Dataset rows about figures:

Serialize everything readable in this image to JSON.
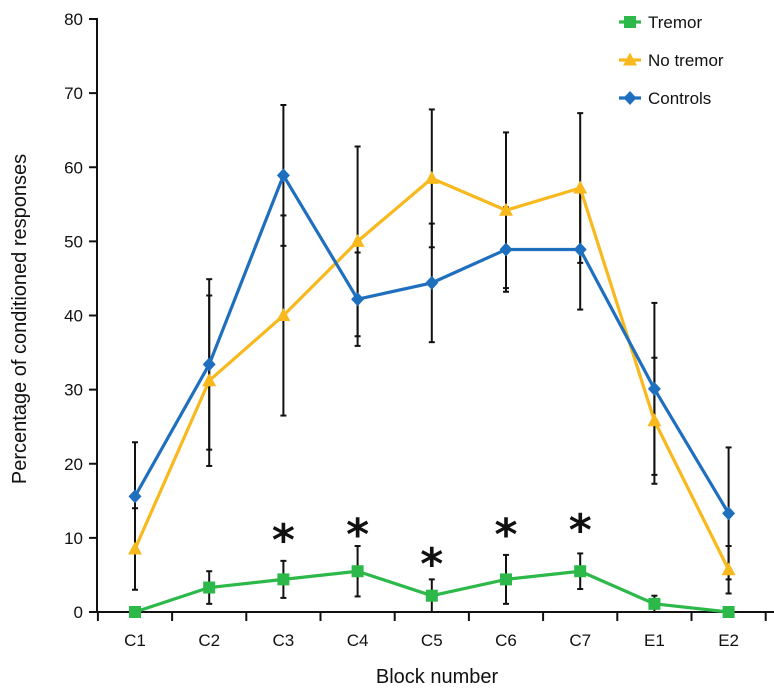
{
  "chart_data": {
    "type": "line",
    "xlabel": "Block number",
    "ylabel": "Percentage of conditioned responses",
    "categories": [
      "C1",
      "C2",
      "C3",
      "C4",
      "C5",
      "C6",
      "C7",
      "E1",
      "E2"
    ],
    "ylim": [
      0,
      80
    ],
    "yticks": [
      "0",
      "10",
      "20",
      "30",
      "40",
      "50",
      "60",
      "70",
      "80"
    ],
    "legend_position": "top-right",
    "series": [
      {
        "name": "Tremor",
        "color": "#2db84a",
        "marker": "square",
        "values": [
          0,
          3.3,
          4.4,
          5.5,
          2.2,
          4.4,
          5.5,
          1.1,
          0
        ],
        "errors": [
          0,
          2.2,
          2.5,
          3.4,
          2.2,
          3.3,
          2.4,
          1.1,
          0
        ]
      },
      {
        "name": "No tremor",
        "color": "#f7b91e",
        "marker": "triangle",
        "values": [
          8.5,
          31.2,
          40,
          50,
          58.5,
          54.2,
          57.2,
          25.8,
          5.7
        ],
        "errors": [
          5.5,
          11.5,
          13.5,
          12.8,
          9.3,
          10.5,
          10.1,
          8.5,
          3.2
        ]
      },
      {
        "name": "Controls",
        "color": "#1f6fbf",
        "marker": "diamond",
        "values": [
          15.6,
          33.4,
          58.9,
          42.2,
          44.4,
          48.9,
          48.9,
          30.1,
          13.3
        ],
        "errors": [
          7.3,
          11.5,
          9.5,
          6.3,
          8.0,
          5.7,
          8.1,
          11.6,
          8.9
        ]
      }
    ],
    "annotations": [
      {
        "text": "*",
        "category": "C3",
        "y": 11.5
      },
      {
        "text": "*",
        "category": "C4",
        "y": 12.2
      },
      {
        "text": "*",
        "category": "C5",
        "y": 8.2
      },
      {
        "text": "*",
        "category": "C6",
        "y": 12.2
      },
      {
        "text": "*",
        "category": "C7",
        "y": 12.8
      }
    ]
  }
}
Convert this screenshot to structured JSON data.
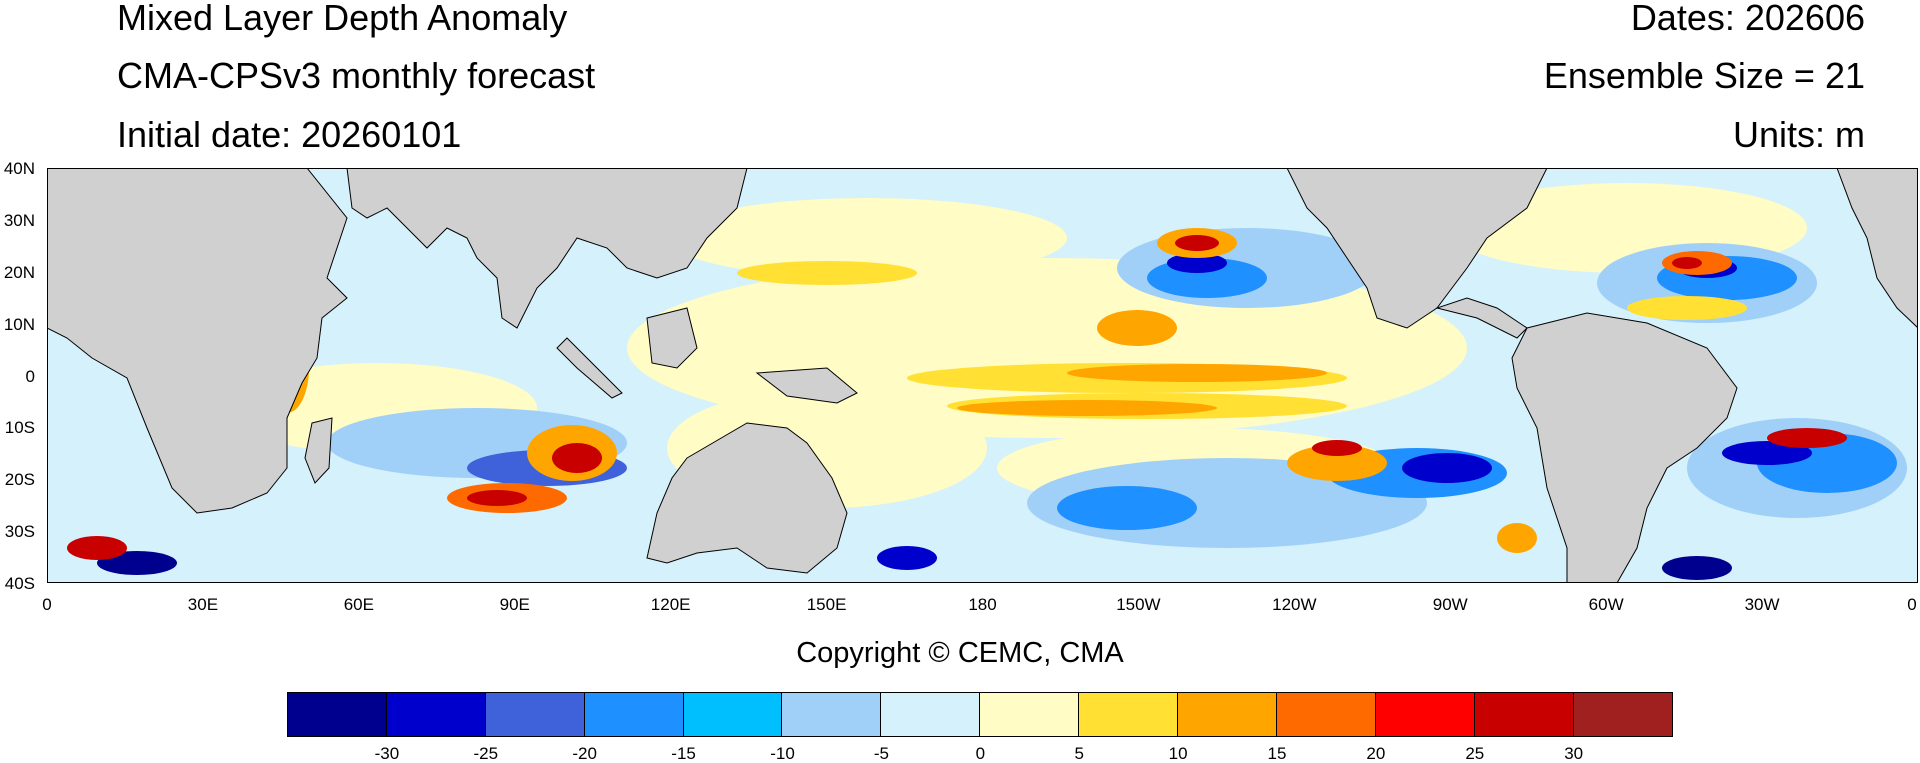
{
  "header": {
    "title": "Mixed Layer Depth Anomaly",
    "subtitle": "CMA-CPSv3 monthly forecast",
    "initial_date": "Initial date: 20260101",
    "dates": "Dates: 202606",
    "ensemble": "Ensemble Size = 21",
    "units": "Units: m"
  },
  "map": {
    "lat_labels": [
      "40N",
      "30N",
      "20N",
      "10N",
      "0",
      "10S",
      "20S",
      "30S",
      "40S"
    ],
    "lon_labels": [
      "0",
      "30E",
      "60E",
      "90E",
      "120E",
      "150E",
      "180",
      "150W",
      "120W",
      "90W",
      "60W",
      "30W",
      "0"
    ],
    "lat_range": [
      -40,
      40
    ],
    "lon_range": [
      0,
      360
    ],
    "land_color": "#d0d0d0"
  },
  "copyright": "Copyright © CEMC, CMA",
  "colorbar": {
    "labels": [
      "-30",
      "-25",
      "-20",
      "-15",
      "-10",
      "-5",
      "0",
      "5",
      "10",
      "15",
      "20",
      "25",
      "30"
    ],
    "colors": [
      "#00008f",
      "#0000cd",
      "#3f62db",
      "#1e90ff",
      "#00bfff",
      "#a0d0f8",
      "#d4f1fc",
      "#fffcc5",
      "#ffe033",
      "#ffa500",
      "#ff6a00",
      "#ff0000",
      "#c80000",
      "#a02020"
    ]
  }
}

DO THIS:
Copy the material exactly. Do not include the pictures.

EXPECTED ANSWER:
Serialize everything readable in this image to JSON.
{
  "chart_data": {
    "type": "line",
    "xlabel": "Block number",
    "ylabel": "Percentage of conditioned responses",
    "categories": [
      "C1",
      "C2",
      "C3",
      "C4",
      "C5",
      "C6",
      "C7",
      "E1",
      "E2"
    ],
    "ylim": [
      0,
      80
    ],
    "yticks": [
      "0",
      "10",
      "20",
      "30",
      "40",
      "50",
      "60",
      "70",
      "80"
    ],
    "legend_position": "top-right",
    "series": [
      {
        "name": "Tremor",
        "color": "#2db84a",
        "marker": "square",
        "values": [
          0,
          3.3,
          4.4,
          5.5,
          2.2,
          4.4,
          5.5,
          1.1,
          0
        ],
        "errors": [
          0,
          2.2,
          2.5,
          3.4,
          2.2,
          3.3,
          2.4,
          1.1,
          0
        ]
      },
      {
        "name": "No tremor",
        "color": "#f7b91e",
        "marker": "triangle",
        "values": [
          8.5,
          31.2,
          40,
          50,
          58.5,
          54.2,
          57.2,
          25.8,
          5.7
        ],
        "errors": [
          5.5,
          11.5,
          13.5,
          12.8,
          9.3,
          10.5,
          10.1,
          8.5,
          3.2
        ]
      },
      {
        "name": "Controls",
        "color": "#1f6fbf",
        "marker": "diamond",
        "values": [
          15.6,
          33.4,
          58.9,
          42.2,
          44.4,
          48.9,
          48.9,
          30.1,
          13.3
        ],
        "errors": [
          7.3,
          11.5,
          9.5,
          6.3,
          8.0,
          5.7,
          8.1,
          11.6,
          8.9
        ]
      }
    ],
    "annotations": [
      {
        "text": "*",
        "category": "C3",
        "y": 11.5
      },
      {
        "text": "*",
        "category": "C4",
        "y": 12.2
      },
      {
        "text": "*",
        "category": "C5",
        "y": 8.2
      },
      {
        "text": "*",
        "category": "C6",
        "y": 12.2
      },
      {
        "text": "*",
        "category": "C7",
        "y": 12.8
      }
    ]
  }
}
Convert this screenshot to structured JSON data.
{
  "header": {
    "title": "Mixed Layer Depth Anomaly",
    "subtitle": "CMA-CPSv3 monthly forecast",
    "initial_date": "Initial date: 20260101",
    "dates": "Dates: 202606",
    "ensemble": "Ensemble Size = 21",
    "units": "Units: m"
  },
  "map": {
    "lat_labels": [
      "40N",
      "30N",
      "20N",
      "10N",
      "0",
      "10S",
      "20S",
      "30S",
      "40S"
    ],
    "lon_labels": [
      "0",
      "30E",
      "60E",
      "90E",
      "120E",
      "150E",
      "180",
      "150W",
      "120W",
      "90W",
      "60W",
      "30W",
      "0"
    ],
    "lat_range": [
      -40,
      40
    ],
    "lon_range": [
      0,
      360
    ],
    "land_color": "#d0d0d0"
  },
  "copyright": "Copyright © CEMC, CMA",
  "colorbar": {
    "labels": [
      "-30",
      "-25",
      "-20",
      "-15",
      "-10",
      "-5",
      "0",
      "5",
      "10",
      "15",
      "20",
      "25",
      "30"
    ],
    "colors": [
      "#00008f",
      "#0000cd",
      "#3f62db",
      "#1e90ff",
      "#00bfff",
      "#a0d0f8",
      "#d4f1fc",
      "#fffcc5",
      "#ffe033",
      "#ffa500",
      "#ff6a00",
      "#ff0000",
      "#c80000",
      "#a02020"
    ]
  }
}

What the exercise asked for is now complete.